| WRITTEN PROBLEM |
Copy exactly the stretch of lines from the one holding "Read this page and output its text content." through the last line of the data below, inclusive. Leave out pictures.

[DATA SHOWN start]

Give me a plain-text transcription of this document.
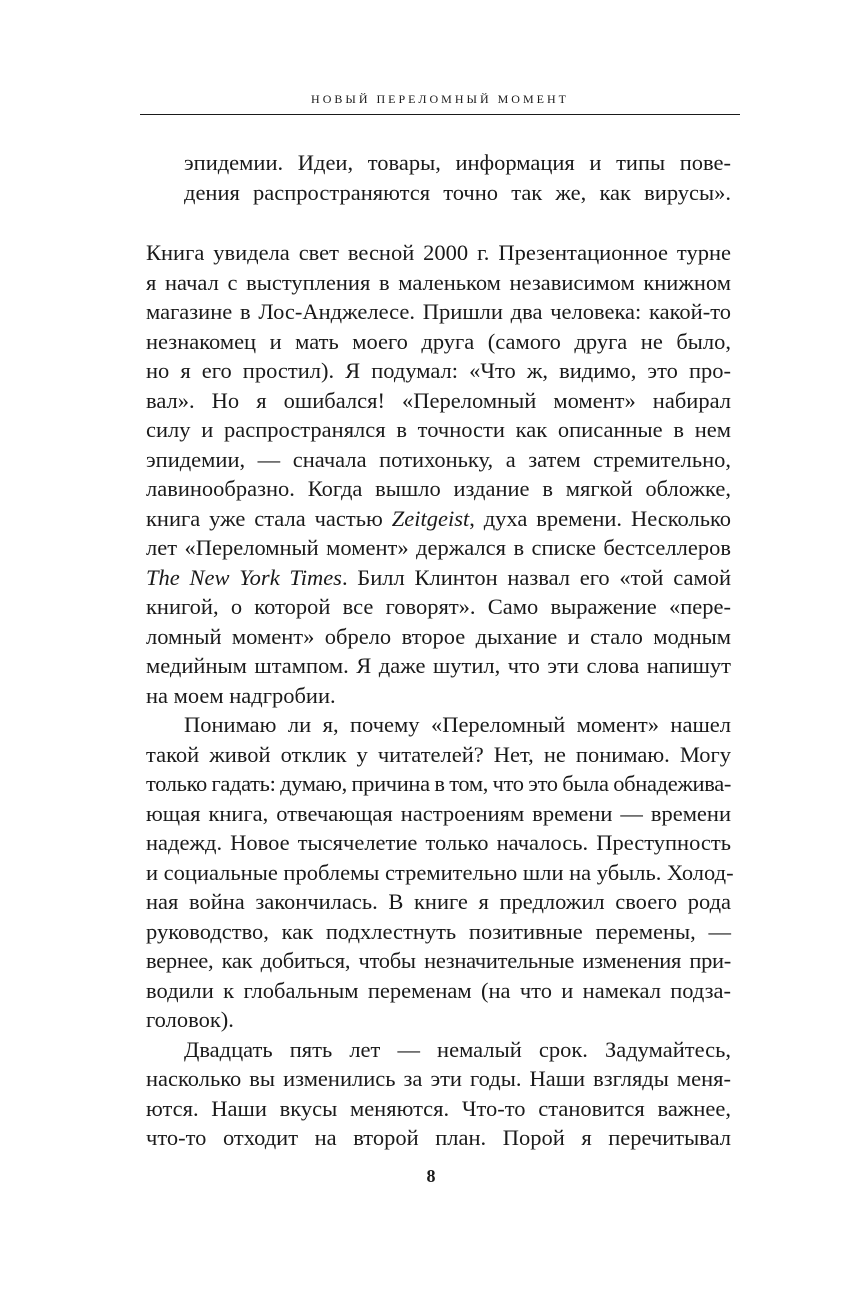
НОВЫЙ ПЕРЕЛОМНЫЙ МОМЕНТ
эпидемии. Идеи, товары, информация и типы пове-
дения распространяются точно так же, как вирусы».
Книга увидела свет весной 2000 г. Презентационное турне
я начал с выступления в маленьком независимом книжном
магазине в Лос-Анджелесе. Пришли два человека: какой-то
незнакомец и мать моего друга (самого друга не было,
но я его простил). Я подумал: «Что ж, видимо, это про-
вал». Но я ошибался! «Переломный момент» набирал
силу и распространялся в точности как описанные в нем
эпидемии, — сначала потихоньку, а затем стремительно,
лавинообразно. Когда вышло издание в мягкой обложке,
книга уже стала частью Zeitgeist, духа времени. Несколько
лет «Переломный момент» держался в списке бестселлеров
The New York Times. Билл Клинтон назвал его «той самой
книгой, о которой все говорят». Само выражение «пере-
ломный момент» обрело второе дыхание и стало модным
медийным штампом. Я даже шутил, что эти слова напишут
на моем надгробии.
Понимаю ли я, почему «Переломный момент» нашел
такой живой отклик у читателей? Нет, не понимаю. Могу
только гадать: думаю, причина в том, что это была обнадежива-
ющая книга, отвечающая настроениям времени — времени
надежд. Новое тысячелетие только началось. Преступность
и социальные проблемы стремительно шли на убыль. Холод-
ная война закончилась. В книге я предложил своего рода
руководство, как подхлестнуть позитивные перемены, —
вернее, как добиться, чтобы незначительные изменения при-
водили к глобальным переменам (на что и намекал подза-
головок).
Двадцать пять лет — немалый срок. Задумайтесь,
насколько вы изменились за эти годы. Наши взгляды меня-
ются. Наши вкусы меняются. Что-то становится важнее,
что-то отходит на второй план. Порой я перечитывал
8
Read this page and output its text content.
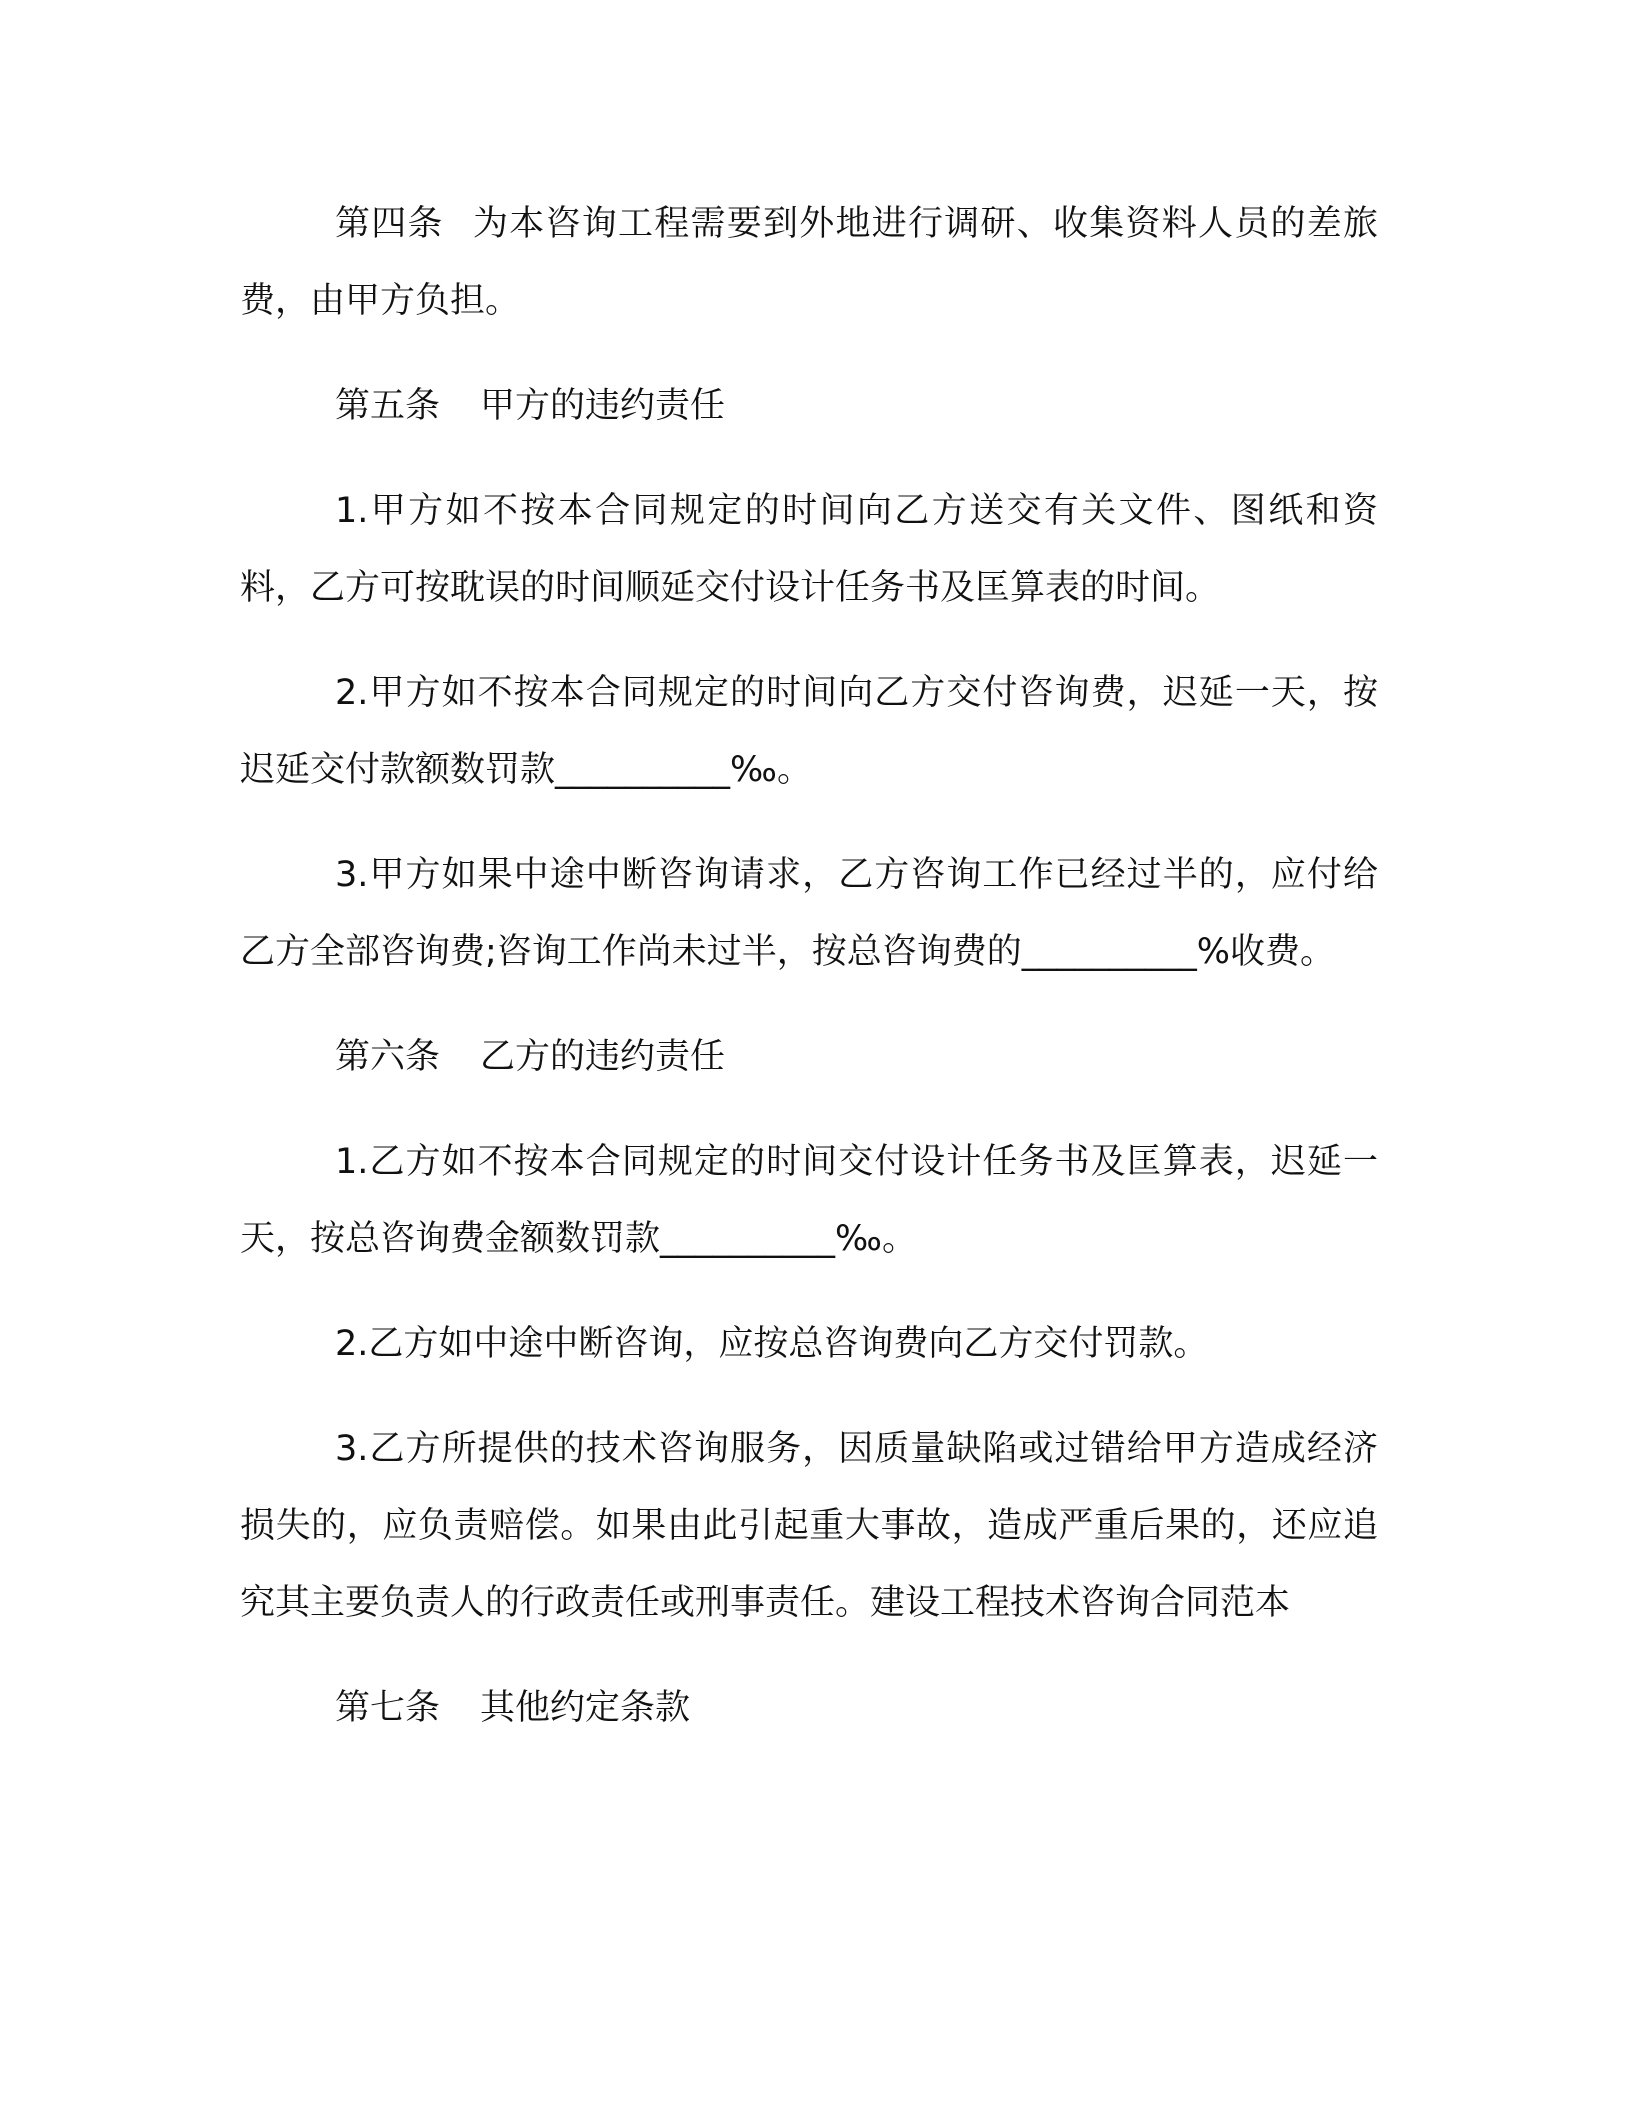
第四条 为本咨询工程需要到外地进行调研、收集资料人员的差旅费，由甲方负担。

第五条 甲方的违约责任

1.甲方如不按本合同规定的时间向乙方送交有关文件、图纸和资料，乙方可按耽误的时间顺延交付设计任务书及匡算表的时间。

2.甲方如不按本合同规定的时间向乙方交付咨询费，迟延一天，按迟延交付款额数罚款__________‰。

3.甲方如果中途中断咨询请求，乙方咨询工作已经过半的，应付给乙方全部咨询费;咨询工作尚未过半，按总咨询费的__________%收费。

第六条 乙方的违约责任

1.乙方如不按本合同规定的时间交付设计任务书及匡算表，迟延一天，按总咨询费金额数罚款__________‰。

2.乙方如中途中断咨询，应按总咨询费向乙方交付罚款。

3.乙方所提供的技术咨询服务，因质量缺陷或过错给甲方造成经济损失的，应负责赔偿。如果由此引起重大事故，造成严重后果的，还应追究其主要负责人的行政责任或刑事责任。建设工程技术咨询合同范本

第七条 其他约定条款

[DATA SHOWN end]

| EXERCISE ANSWER |
Read this page and output its text content.
第四条 为本咨询工程需要到外地进行调研、收集资料人员的差旅费，由甲方负担。

第五条 甲方的违约责任

1.甲方如不按本合同规定的时间向乙方送交有关文件、图纸和资料，乙方可按耽误的时间顺延交付设计任务书及匡算表的时间。

2.甲方如不按本合同规定的时间向乙方交付咨询费，迟延一天，按迟延交付款额数罚款__________‰。

3.甲方如果中途中断咨询请求，乙方咨询工作已经过半的，应付给乙方全部咨询费;咨询工作尚未过半，按总咨询费的__________%收费。

第六条 乙方的违约责任

1.乙方如不按本合同规定的时间交付设计任务书及匡算表，迟延一天，按总咨询费金额数罚款__________‰。

2.乙方如中途中断咨询，应按总咨询费向乙方交付罚款。

3.乙方所提供的技术咨询服务，因质量缺陷或过错给甲方造成经济损失的，应负责赔偿。如果由此引起重大事故，造成严重后果的，还应追究其主要负责人的行政责任或刑事责任。建设工程技术咨询合同范本

第七条 其他约定条款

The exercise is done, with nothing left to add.